■ Written problem
Your task is to copy every line of the entries that contains "this".

■ Available records
..........

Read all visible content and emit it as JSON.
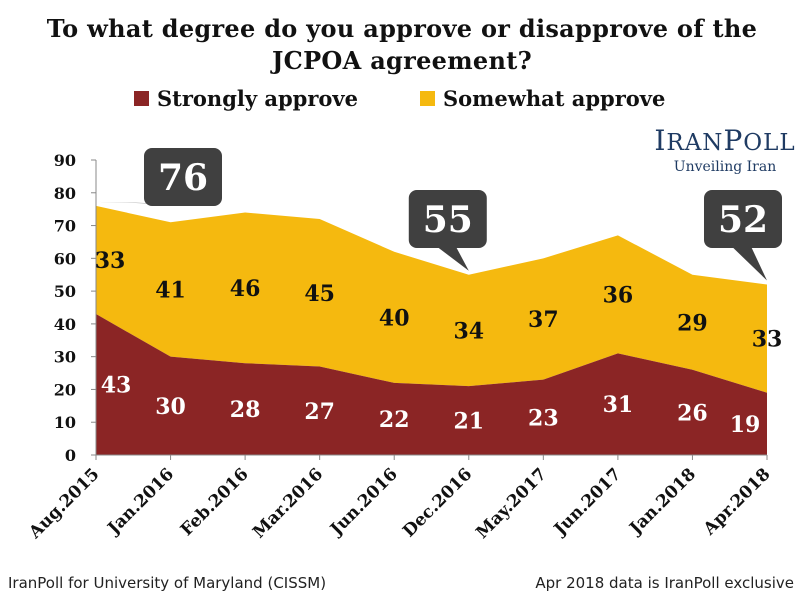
{
  "chart_data": {
    "type": "area",
    "title": "To what degree do you approve or disapprove of the JCPOA agreement?",
    "title_line1": "To what degree do you approve or disapprove of the",
    "title_line2": "JCPOA agreement?",
    "categories": [
      "Aug.2015",
      "Jan.2016",
      "Feb.2016",
      "Mar.2016",
      "Jun.2016",
      "Dec.2016",
      "May.2017",
      "Jun.2017",
      "Jan.2018",
      "Apr.2018"
    ],
    "series": [
      {
        "name": "Strongly approve",
        "values": [
          43,
          30,
          28,
          27,
          22,
          21,
          23,
          31,
          26,
          19
        ],
        "color": "#8b2525",
        "label_color": "#ffffff"
      },
      {
        "name": "Somewhat approve",
        "values": [
          33,
          41,
          46,
          45,
          40,
          34,
          37,
          36,
          29,
          33
        ],
        "color": "#f5b90f",
        "label_color": "#111111"
      }
    ],
    "stacked": true,
    "ylim": [
      0,
      90
    ],
    "yticks": [
      "0",
      "10",
      "20",
      "30",
      "40",
      "50",
      "60",
      "70",
      "80",
      "90"
    ],
    "grid": false,
    "legend_position": "top",
    "callouts": [
      {
        "index": 0,
        "text": "76"
      },
      {
        "index": 5,
        "text": "55"
      },
      {
        "index": 9,
        "text": "52"
      }
    ],
    "callout_color": "#404040"
  },
  "logo": {
    "main": "IRANPOLL",
    "sub": "Unveiling Iran"
  },
  "footer": {
    "left": "IranPoll for University of Maryland (CISSM)",
    "right": "Apr 2018 data is IranPoll exclusive"
  }
}
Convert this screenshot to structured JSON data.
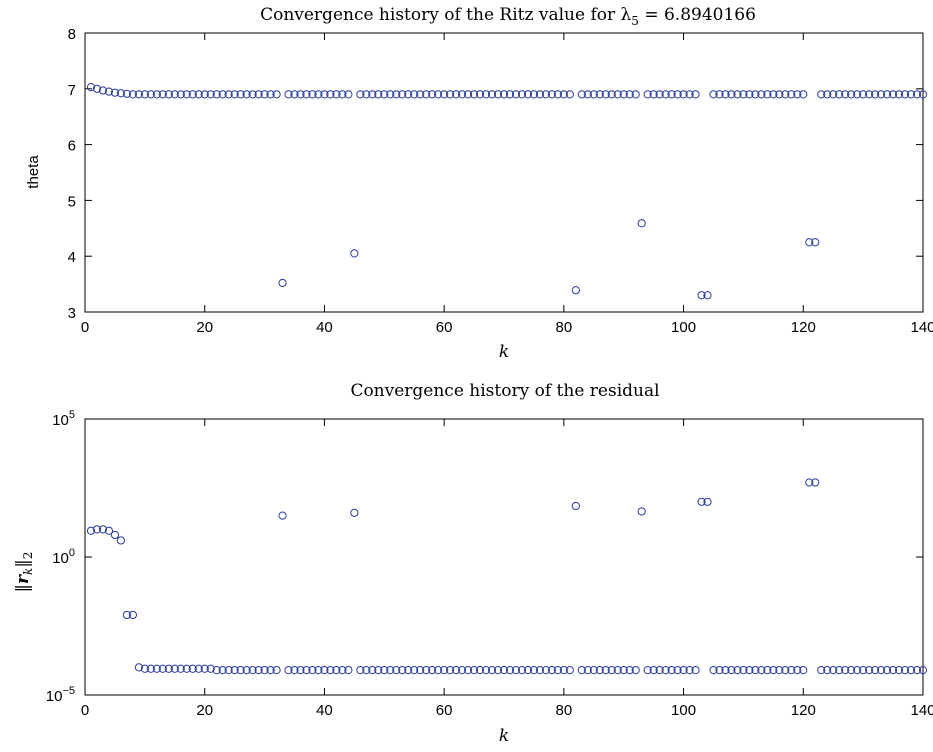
{
  "chart_data": [
    {
      "type": "scatter",
      "title": "Convergence history of the Ritz value for λ",
      "title_sub": "5",
      "title_tail": " = 6.8940166",
      "xlabel": "k",
      "ylabel": "theta",
      "xlim": [
        0,
        140
      ],
      "ylim": [
        3,
        8
      ],
      "xticks": [
        0,
        20,
        40,
        60,
        80,
        100,
        120,
        140
      ],
      "yticks": [
        3,
        4,
        5,
        6,
        7,
        8
      ],
      "yscale": "linear",
      "marker": "open-circle",
      "color": "#2a3a9a",
      "x": [
        1,
        2,
        3,
        4,
        5,
        6,
        7,
        8,
        9,
        10,
        11,
        12,
        13,
        14,
        15,
        16,
        17,
        18,
        19,
        20,
        21,
        22,
        23,
        24,
        25,
        26,
        27,
        28,
        29,
        30,
        31,
        32,
        33,
        34,
        35,
        36,
        37,
        38,
        39,
        40,
        41,
        42,
        43,
        44,
        45,
        46,
        47,
        48,
        49,
        50,
        51,
        52,
        53,
        54,
        55,
        56,
        57,
        58,
        59,
        60,
        61,
        62,
        63,
        64,
        65,
        66,
        67,
        68,
        69,
        70,
        71,
        72,
        73,
        74,
        75,
        76,
        77,
        78,
        79,
        80,
        81,
        82,
        83,
        84,
        85,
        86,
        87,
        88,
        89,
        90,
        91,
        92,
        93,
        94,
        95,
        96,
        97,
        98,
        99,
        100,
        101,
        102,
        103,
        104,
        105,
        106,
        107,
        108,
        109,
        110,
        111,
        112,
        113,
        114,
        115,
        116,
        117,
        118,
        119,
        120,
        121,
        122,
        123,
        124,
        125,
        126,
        127,
        128,
        129,
        130,
        131,
        132,
        133,
        134,
        135,
        136,
        137,
        138,
        139,
        140
      ],
      "y": [
        7.03,
        7.0,
        6.97,
        6.95,
        6.93,
        6.92,
        6.91,
        6.9,
        6.9,
        6.9,
        6.9,
        6.9,
        6.9,
        6.9,
        6.9,
        6.9,
        6.9,
        6.9,
        6.9,
        6.9,
        6.9,
        6.9,
        6.9,
        6.9,
        6.9,
        6.9,
        6.9,
        6.9,
        6.9,
        6.9,
        6.9,
        6.9,
        3.52,
        6.9,
        6.9,
        6.9,
        6.9,
        6.9,
        6.9,
        6.9,
        6.9,
        6.9,
        6.9,
        6.9,
        4.05,
        6.9,
        6.9,
        6.9,
        6.9,
        6.9,
        6.9,
        6.9,
        6.9,
        6.9,
        6.9,
        6.9,
        6.9,
        6.9,
        6.9,
        6.9,
        6.9,
        6.9,
        6.9,
        6.9,
        6.9,
        6.9,
        6.9,
        6.9,
        6.9,
        6.9,
        6.9,
        6.9,
        6.9,
        6.9,
        6.9,
        6.9,
        6.9,
        6.9,
        6.9,
        6.9,
        6.9,
        3.39,
        6.9,
        6.9,
        6.9,
        6.9,
        6.9,
        6.9,
        6.9,
        6.9,
        6.9,
        6.9,
        4.59,
        6.9,
        6.9,
        6.9,
        6.9,
        6.9,
        6.9,
        6.9,
        6.9,
        6.9,
        3.3,
        3.3,
        6.9,
        6.9,
        6.9,
        6.9,
        6.9,
        6.9,
        6.9,
        6.9,
        6.9,
        6.9,
        6.9,
        6.9,
        6.9,
        6.9,
        6.9,
        6.9,
        4.25,
        4.25,
        6.9,
        6.9,
        6.9,
        6.9,
        6.9,
        6.9,
        6.9,
        6.9,
        6.9,
        6.9,
        6.9,
        6.9,
        6.9,
        6.9,
        6.9,
        6.9,
        6.9,
        6.9
      ]
    },
    {
      "type": "scatter",
      "title": "Convergence history of the residual",
      "xlabel": "k",
      "ylabel": "||r_k||_2",
      "xlim": [
        0,
        140
      ],
      "ylim": [
        -5,
        5
      ],
      "yscale": "log",
      "xticks": [
        0,
        20,
        40,
        60,
        80,
        100,
        120,
        140
      ],
      "yticks_exp": [
        -5,
        0,
        5
      ],
      "marker": "open-circle",
      "color": "#2a3a9a",
      "x": [
        1,
        2,
        3,
        4,
        5,
        6,
        7,
        8,
        9,
        10,
        11,
        12,
        13,
        14,
        15,
        16,
        17,
        18,
        19,
        20,
        21,
        22,
        23,
        24,
        25,
        26,
        27,
        28,
        29,
        30,
        31,
        32,
        33,
        34,
        35,
        36,
        37,
        38,
        39,
        40,
        41,
        42,
        43,
        44,
        45,
        46,
        47,
        48,
        49,
        50,
        51,
        52,
        53,
        54,
        55,
        56,
        57,
        58,
        59,
        60,
        61,
        62,
        63,
        64,
        65,
        66,
        67,
        68,
        69,
        70,
        71,
        72,
        73,
        74,
        75,
        76,
        77,
        78,
        79,
        80,
        81,
        82,
        83,
        84,
        85,
        86,
        87,
        88,
        89,
        90,
        91,
        92,
        93,
        94,
        95,
        96,
        97,
        98,
        99,
        100,
        101,
        102,
        103,
        104,
        105,
        106,
        107,
        108,
        109,
        110,
        111,
        112,
        113,
        114,
        115,
        116,
        117,
        118,
        119,
        120,
        121,
        122,
        123,
        124,
        125,
        126,
        127,
        128,
        129,
        130,
        131,
        132,
        133,
        134,
        135,
        136,
        137,
        138,
        139,
        140
      ],
      "log10_y": [
        0.95,
        1.0,
        1.0,
        0.95,
        0.8,
        0.6,
        -2.1,
        -2.1,
        -4.0,
        -4.05,
        -4.05,
        -4.05,
        -4.05,
        -4.05,
        -4.05,
        -4.05,
        -4.05,
        -4.05,
        -4.05,
        -4.05,
        -4.05,
        -4.1,
        -4.1,
        -4.1,
        -4.1,
        -4.1,
        -4.1,
        -4.1,
        -4.1,
        -4.1,
        -4.1,
        -4.1,
        1.5,
        -4.1,
        -4.1,
        -4.1,
        -4.1,
        -4.1,
        -4.1,
        -4.1,
        -4.1,
        -4.1,
        -4.1,
        -4.1,
        1.6,
        -4.1,
        -4.1,
        -4.1,
        -4.1,
        -4.1,
        -4.1,
        -4.1,
        -4.1,
        -4.1,
        -4.1,
        -4.1,
        -4.1,
        -4.1,
        -4.1,
        -4.1,
        -4.1,
        -4.1,
        -4.1,
        -4.1,
        -4.1,
        -4.1,
        -4.1,
        -4.1,
        -4.1,
        -4.1,
        -4.1,
        -4.1,
        -4.1,
        -4.1,
        -4.1,
        -4.1,
        -4.1,
        -4.1,
        -4.1,
        -4.1,
        -4.1,
        1.85,
        -4.1,
        -4.1,
        -4.1,
        -4.1,
        -4.1,
        -4.1,
        -4.1,
        -4.1,
        -4.1,
        -4.1,
        1.65,
        -4.1,
        -4.1,
        -4.1,
        -4.1,
        -4.1,
        -4.1,
        -4.1,
        -4.1,
        -4.1,
        2.0,
        2.0,
        -4.1,
        -4.1,
        -4.1,
        -4.1,
        -4.1,
        -4.1,
        -4.1,
        -4.1,
        -4.1,
        -4.1,
        -4.1,
        -4.1,
        -4.1,
        -4.1,
        -4.1,
        -4.1,
        2.7,
        2.7,
        -4.1,
        -4.1,
        -4.1,
        -4.1,
        -4.1,
        -4.1,
        -4.1,
        -4.1,
        -4.1,
        -4.1,
        -4.1,
        -4.1,
        -4.1,
        -4.1,
        -4.1,
        -4.1,
        -4.1,
        -4.1
      ]
    }
  ]
}
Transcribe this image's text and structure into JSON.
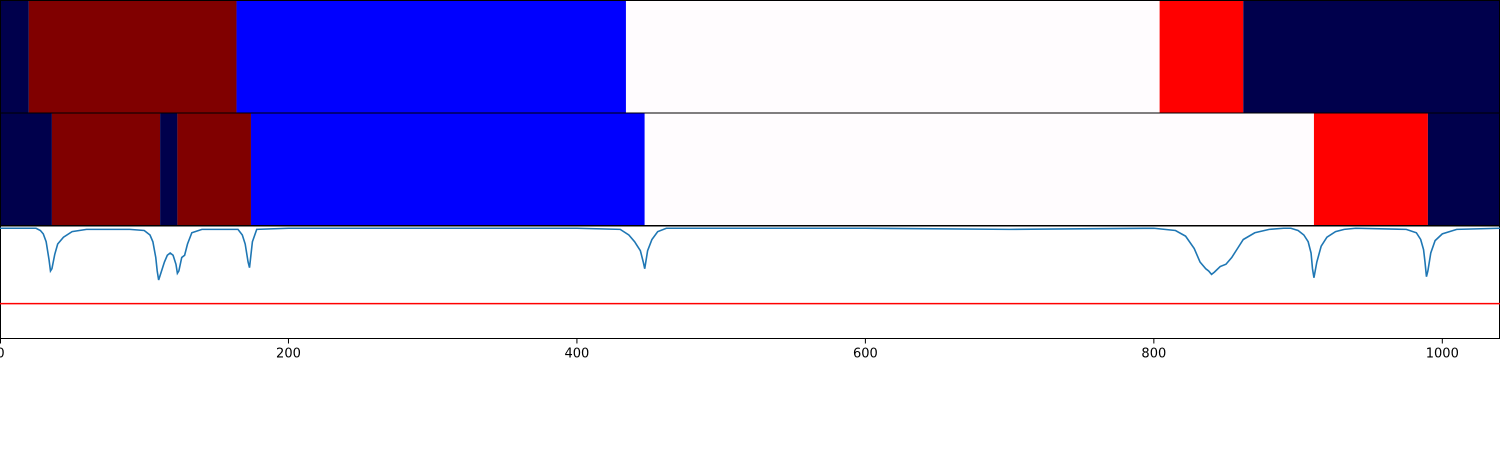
{
  "chart_data": {
    "type": "area",
    "x_range": [
      0,
      1040
    ],
    "x_ticks": [
      0,
      200,
      400,
      600,
      800,
      1000
    ],
    "x_tick_labels": [
      "0",
      "200",
      "400",
      "600",
      "800",
      "1000"
    ],
    "colors": {
      "background": "#00004c",
      "state_dark_red": "#800000",
      "state_blue": "#0000ff",
      "state_white": "#fffcfe",
      "state_red": "#ff0000",
      "curve": "#1f77b4",
      "threshold": "#ff0000"
    },
    "segment_tracks": [
      {
        "segments": [
          {
            "start": 0,
            "end": 20,
            "color": "#00004c"
          },
          {
            "start": 20,
            "end": 164,
            "color": "#800000"
          },
          {
            "start": 164,
            "end": 434,
            "color": "#0000ff"
          },
          {
            "start": 434,
            "end": 804,
            "color": "#fffcfe"
          },
          {
            "start": 804,
            "end": 862,
            "color": "#ff0000"
          },
          {
            "start": 862,
            "end": 1040,
            "color": "#00004c"
          }
        ]
      },
      {
        "segments": [
          {
            "start": 0,
            "end": 36,
            "color": "#00004c"
          },
          {
            "start": 36,
            "end": 111,
            "color": "#800000"
          },
          {
            "start": 111,
            "end": 123,
            "color": "#00004c"
          },
          {
            "start": 123,
            "end": 174,
            "color": "#800000"
          },
          {
            "start": 174,
            "end": 447,
            "color": "#0000ff"
          },
          {
            "start": 447,
            "end": 911,
            "color": "#fffcfe"
          },
          {
            "start": 911,
            "end": 990,
            "color": "#ff0000"
          },
          {
            "start": 990,
            "end": 1040,
            "color": "#00004c"
          }
        ]
      }
    ],
    "signal": {
      "y_range": [
        0,
        1
      ],
      "threshold": 0.31,
      "baseline": 0.98,
      "x": [
        0,
        25,
        28,
        30,
        32,
        34,
        35,
        36,
        38,
        40,
        44,
        50,
        60,
        90,
        100,
        104,
        106,
        108,
        109,
        110,
        112,
        114,
        116,
        118,
        120,
        122,
        123,
        124,
        126,
        128,
        130,
        133,
        140,
        165,
        168,
        170,
        172,
        173,
        175,
        178,
        200,
        400,
        430,
        436,
        440,
        444,
        446,
        447,
        449,
        452,
        456,
        462,
        500,
        600,
        700,
        800,
        815,
        822,
        828,
        832,
        836,
        838,
        840,
        842,
        846,
        850,
        854,
        858,
        862,
        870,
        880,
        890,
        895,
        900,
        904,
        907,
        909,
        910,
        911,
        913,
        916,
        920,
        926,
        932,
        940,
        975,
        982,
        985,
        987,
        988,
        989,
        990,
        992,
        995,
        1000,
        1010,
        1040
      ],
      "y": [
        0.98,
        0.98,
        0.96,
        0.93,
        0.86,
        0.7,
        0.6,
        0.62,
        0.75,
        0.84,
        0.9,
        0.95,
        0.97,
        0.97,
        0.96,
        0.92,
        0.86,
        0.72,
        0.6,
        0.52,
        0.6,
        0.68,
        0.74,
        0.76,
        0.74,
        0.66,
        0.58,
        0.6,
        0.72,
        0.74,
        0.84,
        0.94,
        0.97,
        0.97,
        0.92,
        0.84,
        0.68,
        0.63,
        0.86,
        0.97,
        0.98,
        0.98,
        0.97,
        0.92,
        0.86,
        0.78,
        0.68,
        0.62,
        0.78,
        0.88,
        0.95,
        0.98,
        0.98,
        0.98,
        0.97,
        0.98,
        0.96,
        0.91,
        0.8,
        0.68,
        0.62,
        0.6,
        0.57,
        0.59,
        0.64,
        0.66,
        0.72,
        0.8,
        0.88,
        0.94,
        0.97,
        0.98,
        0.98,
        0.96,
        0.92,
        0.86,
        0.76,
        0.62,
        0.54,
        0.68,
        0.82,
        0.9,
        0.95,
        0.97,
        0.98,
        0.97,
        0.94,
        0.88,
        0.79,
        0.68,
        0.55,
        0.6,
        0.76,
        0.87,
        0.93,
        0.97,
        0.98
      ]
    }
  }
}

..........

■ Written answer
Convert this screenshot to structured JSON data.
Transcribe this image's text and structure into JSON.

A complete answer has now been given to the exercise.